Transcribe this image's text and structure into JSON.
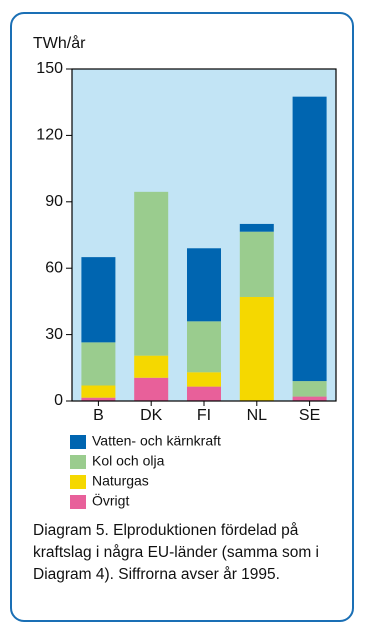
{
  "chart_data": {
    "type": "stacked-bar",
    "y_label": "TWh/år",
    "categories": [
      "B",
      "DK",
      "FI",
      "NL",
      "SE"
    ],
    "series": [
      {
        "name": "Övrigt",
        "color": "#e8609a",
        "values": [
          1.5,
          10.5,
          6.5,
          0,
          2
        ]
      },
      {
        "name": "Naturgas",
        "color": "#f5d800",
        "values": [
          5.5,
          10,
          6.5,
          47,
          0
        ]
      },
      {
        "name": "Kol och olja",
        "color": "#9acc8e",
        "values": [
          19.5,
          74,
          23,
          29.5,
          7
        ]
      },
      {
        "name": "Vatten- och kärnkraft",
        "color": "#0065b0",
        "values": [
          38.5,
          0,
          33,
          3.5,
          128.5
        ]
      }
    ],
    "ylim": [
      0,
      150
    ],
    "yticks": [
      0,
      30,
      60,
      90,
      120,
      150
    ],
    "plot_background": "#c2e4f5",
    "caption": "Diagram 5. Elproduktionen fördelad på kraftslag i några EU-länder (samma som i Diagram 4). Siffrorna avser år 1995."
  }
}
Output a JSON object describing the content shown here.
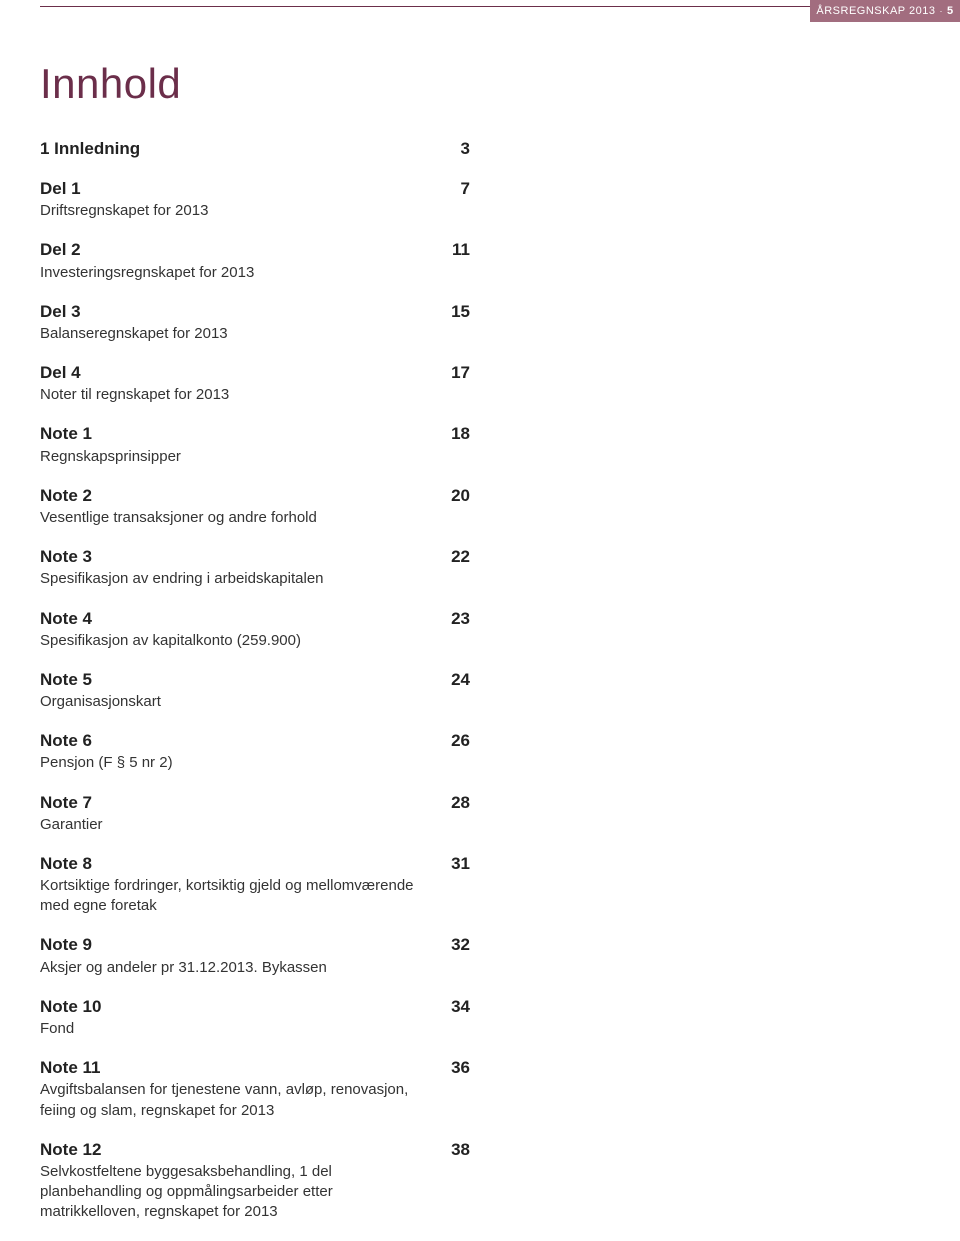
{
  "header": {
    "text": "ÅRSREGNSKAP 2013",
    "page_number": "5",
    "tab_bg": "#a26d7f",
    "tab_text_color": "#ffffff",
    "rule_color": "#6b2e4a"
  },
  "title": {
    "text": "Innhold",
    "color": "#6b2e4a",
    "fontsize": 42
  },
  "entries": [
    {
      "title": "1 Innledning",
      "sub": "",
      "page": "3"
    },
    {
      "title": "Del 1",
      "sub": "Driftsregnskapet for 2013",
      "page": "7"
    },
    {
      "title": "Del 2",
      "sub": "Investeringsregnskapet for 2013",
      "page": "11"
    },
    {
      "title": "Del 3",
      "sub": "Balanseregnskapet for 2013",
      "page": "15"
    },
    {
      "title": "Del 4",
      "sub": "Noter til regnskapet for 2013",
      "page": "17"
    },
    {
      "title": "Note 1",
      "sub": "Regnskapsprinsipper",
      "page": "18"
    },
    {
      "title": "Note 2",
      "sub": "Vesentlige transaksjoner og andre forhold",
      "page": "20"
    },
    {
      "title": "Note 3",
      "sub": "Spesifikasjon av endring i arbeidskapitalen",
      "page": "22"
    },
    {
      "title": "Note 4",
      "sub": "Spesifikasjon av kapitalkonto (259.900)",
      "page": "23"
    },
    {
      "title": "Note 5",
      "sub": "Organisasjonskart",
      "page": "24"
    },
    {
      "title": "Note 6",
      "sub": "Pensjon (F § 5 nr 2)",
      "page": "26"
    },
    {
      "title": "Note 7",
      "sub": "Garantier",
      "page": "28"
    },
    {
      "title": "Note 8",
      "sub": "Kortsiktige fordringer, kortsiktig gjeld og mellomværende med egne foretak",
      "page": "31"
    },
    {
      "title": "Note 9",
      "sub": "Aksjer og andeler pr 31.12.2013. Bykassen",
      "page": "32"
    },
    {
      "title": "Note 10",
      "sub": "Fond",
      "page": "34"
    },
    {
      "title": "Note 11",
      "sub": "Avgiftsbalansen for tjenestene vann, avløp, renovasjon, feiing og slam, regnskapet for 2013",
      "page": "36"
    },
    {
      "title": "Note 12",
      "sub": "Selvkostfeltene byggesaksbehandling, 1 del planbehandling og oppmålingsarbeider etter matrikkelloven, regnskapet for 2013",
      "page": "38"
    }
  ]
}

## What is required
Copy the records exactly as they appear, excluding images.

## Response
Transcribe this image's text and structure into JSON.
{
  "chart_data": {
    "type": "stacked-bar",
    "y_label": "TWh/år",
    "categories": [
      "B",
      "DK",
      "FI",
      "NL",
      "SE"
    ],
    "series": [
      {
        "name": "Övrigt",
        "color": "#e8609a",
        "values": [
          1.5,
          10.5,
          6.5,
          0,
          2
        ]
      },
      {
        "name": "Naturgas",
        "color": "#f5d800",
        "values": [
          5.5,
          10,
          6.5,
          47,
          0
        ]
      },
      {
        "name": "Kol och olja",
        "color": "#9acc8e",
        "values": [
          19.5,
          74,
          23,
          29.5,
          7
        ]
      },
      {
        "name": "Vatten- och kärnkraft",
        "color": "#0065b0",
        "values": [
          38.5,
          0,
          33,
          3.5,
          128.5
        ]
      }
    ],
    "ylim": [
      0,
      150
    ],
    "yticks": [
      0,
      30,
      60,
      90,
      120,
      150
    ],
    "plot_background": "#c2e4f5",
    "caption": "Diagram 5. Elproduktionen fördelad på kraftslag i några EU-länder (samma som i Diagram 4). Siffrorna avser år 1995."
  }
}
Output a JSON object describing the content shown here.
{
  "header": {
    "text": "ÅRSREGNSKAP 2013",
    "page_number": "5",
    "tab_bg": "#a26d7f",
    "tab_text_color": "#ffffff",
    "rule_color": "#6b2e4a"
  },
  "title": {
    "text": "Innhold",
    "color": "#6b2e4a",
    "fontsize": 42
  },
  "entries": [
    {
      "title": "1 Innledning",
      "sub": "",
      "page": "3"
    },
    {
      "title": "Del 1",
      "sub": "Driftsregnskapet for 2013",
      "page": "7"
    },
    {
      "title": "Del 2",
      "sub": "Investeringsregnskapet for 2013",
      "page": "11"
    },
    {
      "title": "Del 3",
      "sub": "Balanseregnskapet for 2013",
      "page": "15"
    },
    {
      "title": "Del 4",
      "sub": "Noter til regnskapet for 2013",
      "page": "17"
    },
    {
      "title": "Note 1",
      "sub": "Regnskapsprinsipper",
      "page": "18"
    },
    {
      "title": "Note 2",
      "sub": "Vesentlige transaksjoner og andre forhold",
      "page": "20"
    },
    {
      "title": "Note 3",
      "sub": "Spesifikasjon av endring i arbeidskapitalen",
      "page": "22"
    },
    {
      "title": "Note 4",
      "sub": "Spesifikasjon av kapitalkonto (259.900)",
      "page": "23"
    },
    {
      "title": "Note 5",
      "sub": "Organisasjonskart",
      "page": "24"
    },
    {
      "title": "Note 6",
      "sub": "Pensjon (F § 5 nr 2)",
      "page": "26"
    },
    {
      "title": "Note 7",
      "sub": "Garantier",
      "page": "28"
    },
    {
      "title": "Note 8",
      "sub": "Kortsiktige fordringer, kortsiktig gjeld og mellomværende med egne foretak",
      "page": "31"
    },
    {
      "title": "Note 9",
      "sub": "Aksjer og andeler pr 31.12.2013. Bykassen",
      "page": "32"
    },
    {
      "title": "Note 10",
      "sub": "Fond",
      "page": "34"
    },
    {
      "title": "Note 11",
      "sub": "Avgiftsbalansen for tjenestene vann, avløp, renovasjon, feiing og slam, regnskapet for 2013",
      "page": "36"
    },
    {
      "title": "Note 12",
      "sub": "Selvkostfeltene byggesaksbehandling, 1 del planbehandling og oppmålingsarbeider etter matrikkelloven, regnskapet for 2013",
      "page": "38"
    }
  ]
}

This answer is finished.